- **Aim of the exercise**
Pull out every line below containing the word "Excel".

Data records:
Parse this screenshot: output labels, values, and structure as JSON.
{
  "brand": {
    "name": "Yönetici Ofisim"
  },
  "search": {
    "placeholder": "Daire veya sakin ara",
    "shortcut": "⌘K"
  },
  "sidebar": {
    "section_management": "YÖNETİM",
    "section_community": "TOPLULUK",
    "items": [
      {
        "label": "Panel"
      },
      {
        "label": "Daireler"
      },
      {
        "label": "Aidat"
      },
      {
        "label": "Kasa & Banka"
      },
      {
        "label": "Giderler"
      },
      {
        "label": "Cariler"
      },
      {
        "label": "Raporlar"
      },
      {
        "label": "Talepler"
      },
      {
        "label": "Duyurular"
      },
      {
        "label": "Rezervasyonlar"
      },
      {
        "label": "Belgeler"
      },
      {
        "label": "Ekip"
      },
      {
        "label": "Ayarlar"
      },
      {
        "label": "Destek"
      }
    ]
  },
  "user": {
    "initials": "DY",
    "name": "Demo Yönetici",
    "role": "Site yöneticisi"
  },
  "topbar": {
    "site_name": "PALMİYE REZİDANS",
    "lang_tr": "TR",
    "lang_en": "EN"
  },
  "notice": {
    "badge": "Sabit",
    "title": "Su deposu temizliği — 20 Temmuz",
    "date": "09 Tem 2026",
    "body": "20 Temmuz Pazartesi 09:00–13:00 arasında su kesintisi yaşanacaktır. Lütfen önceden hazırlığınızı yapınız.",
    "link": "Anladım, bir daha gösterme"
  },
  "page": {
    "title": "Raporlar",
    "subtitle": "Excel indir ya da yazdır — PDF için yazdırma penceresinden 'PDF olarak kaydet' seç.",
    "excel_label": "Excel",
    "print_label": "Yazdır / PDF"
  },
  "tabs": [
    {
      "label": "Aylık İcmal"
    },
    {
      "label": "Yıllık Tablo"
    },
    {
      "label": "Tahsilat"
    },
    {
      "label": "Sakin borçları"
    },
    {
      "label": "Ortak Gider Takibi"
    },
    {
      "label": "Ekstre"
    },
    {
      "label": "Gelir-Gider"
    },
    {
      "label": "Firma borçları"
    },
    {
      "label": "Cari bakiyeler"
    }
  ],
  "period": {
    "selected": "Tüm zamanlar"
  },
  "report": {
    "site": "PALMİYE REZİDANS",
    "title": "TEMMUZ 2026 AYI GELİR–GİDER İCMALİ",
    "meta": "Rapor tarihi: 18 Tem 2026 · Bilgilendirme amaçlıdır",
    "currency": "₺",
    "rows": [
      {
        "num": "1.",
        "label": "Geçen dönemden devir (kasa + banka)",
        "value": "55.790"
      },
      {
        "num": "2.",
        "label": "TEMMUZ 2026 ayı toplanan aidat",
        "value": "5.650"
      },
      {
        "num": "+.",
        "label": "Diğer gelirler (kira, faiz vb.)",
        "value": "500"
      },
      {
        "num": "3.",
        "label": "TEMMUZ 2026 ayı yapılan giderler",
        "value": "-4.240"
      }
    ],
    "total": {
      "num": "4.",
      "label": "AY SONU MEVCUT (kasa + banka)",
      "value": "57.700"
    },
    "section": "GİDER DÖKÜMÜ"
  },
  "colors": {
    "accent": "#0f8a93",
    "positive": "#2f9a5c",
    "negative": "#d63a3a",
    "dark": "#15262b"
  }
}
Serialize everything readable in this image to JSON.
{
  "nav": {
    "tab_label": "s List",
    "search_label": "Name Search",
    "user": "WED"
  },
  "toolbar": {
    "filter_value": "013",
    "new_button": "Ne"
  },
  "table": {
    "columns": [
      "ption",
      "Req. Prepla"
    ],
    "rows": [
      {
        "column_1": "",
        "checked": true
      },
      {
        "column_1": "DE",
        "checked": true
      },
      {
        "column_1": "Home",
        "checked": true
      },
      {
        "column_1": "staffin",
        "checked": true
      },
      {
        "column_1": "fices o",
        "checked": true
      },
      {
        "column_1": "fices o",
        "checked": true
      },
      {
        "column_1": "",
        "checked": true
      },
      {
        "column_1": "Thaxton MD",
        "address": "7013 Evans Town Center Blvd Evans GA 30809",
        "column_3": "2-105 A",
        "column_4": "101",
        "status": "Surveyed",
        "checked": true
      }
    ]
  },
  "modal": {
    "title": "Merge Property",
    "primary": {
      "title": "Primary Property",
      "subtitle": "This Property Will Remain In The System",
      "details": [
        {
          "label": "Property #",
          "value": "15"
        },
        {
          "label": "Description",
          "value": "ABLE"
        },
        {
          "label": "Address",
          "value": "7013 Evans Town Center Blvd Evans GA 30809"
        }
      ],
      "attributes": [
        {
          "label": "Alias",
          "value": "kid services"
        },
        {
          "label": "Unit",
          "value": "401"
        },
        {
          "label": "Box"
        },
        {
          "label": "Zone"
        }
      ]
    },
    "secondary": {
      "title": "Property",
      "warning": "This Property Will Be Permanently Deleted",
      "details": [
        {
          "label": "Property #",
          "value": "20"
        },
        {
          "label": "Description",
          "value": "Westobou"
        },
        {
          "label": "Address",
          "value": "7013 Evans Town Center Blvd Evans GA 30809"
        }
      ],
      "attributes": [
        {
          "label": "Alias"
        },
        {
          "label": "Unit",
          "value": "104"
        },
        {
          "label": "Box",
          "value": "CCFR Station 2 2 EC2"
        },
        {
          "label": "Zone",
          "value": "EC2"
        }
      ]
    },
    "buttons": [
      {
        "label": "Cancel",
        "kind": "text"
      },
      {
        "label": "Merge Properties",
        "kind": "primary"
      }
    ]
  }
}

- **Completed task**
    "subtitle": "Excel indir ya da yazdır — PDF için yazdırma penceresinden 'PDF olarak kaydet' seç.",
    "excel_label": "Excel",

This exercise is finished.